### Extracted entries
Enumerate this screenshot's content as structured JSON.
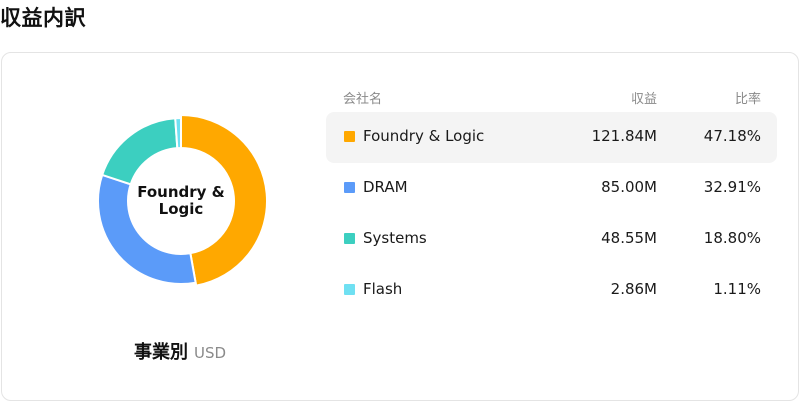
{
  "page": {
    "title": "収益内訳"
  },
  "chart": {
    "center_label": "Foundry & Logic",
    "caption": "事業別",
    "unit": "USD"
  },
  "table": {
    "headers": {
      "name": "会社名",
      "value": "収益",
      "ratio": "比率"
    },
    "active_row": 0
  },
  "chart_data": {
    "type": "pie",
    "donut": true,
    "categories": [
      "Foundry & Logic",
      "DRAM",
      "Systems",
      "Flash"
    ],
    "values": [
      121.84,
      85.0,
      48.55,
      2.86
    ],
    "value_labels": [
      "121.84M",
      "85.00M",
      "48.55M",
      "2.86M"
    ],
    "percent_labels": [
      "47.18%",
      "32.91%",
      "18.80%",
      "1.11%"
    ],
    "colors": [
      "#ffa800",
      "#5b9bf9",
      "#3ccfc0",
      "#6fe0f2"
    ],
    "legend": "right"
  }
}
######
→ Work to complete:
Gather each line in these records that contains the string "Logic".

→ Written response:
    "center_label": "Foundry & Logic",
      "Foundry & Logic",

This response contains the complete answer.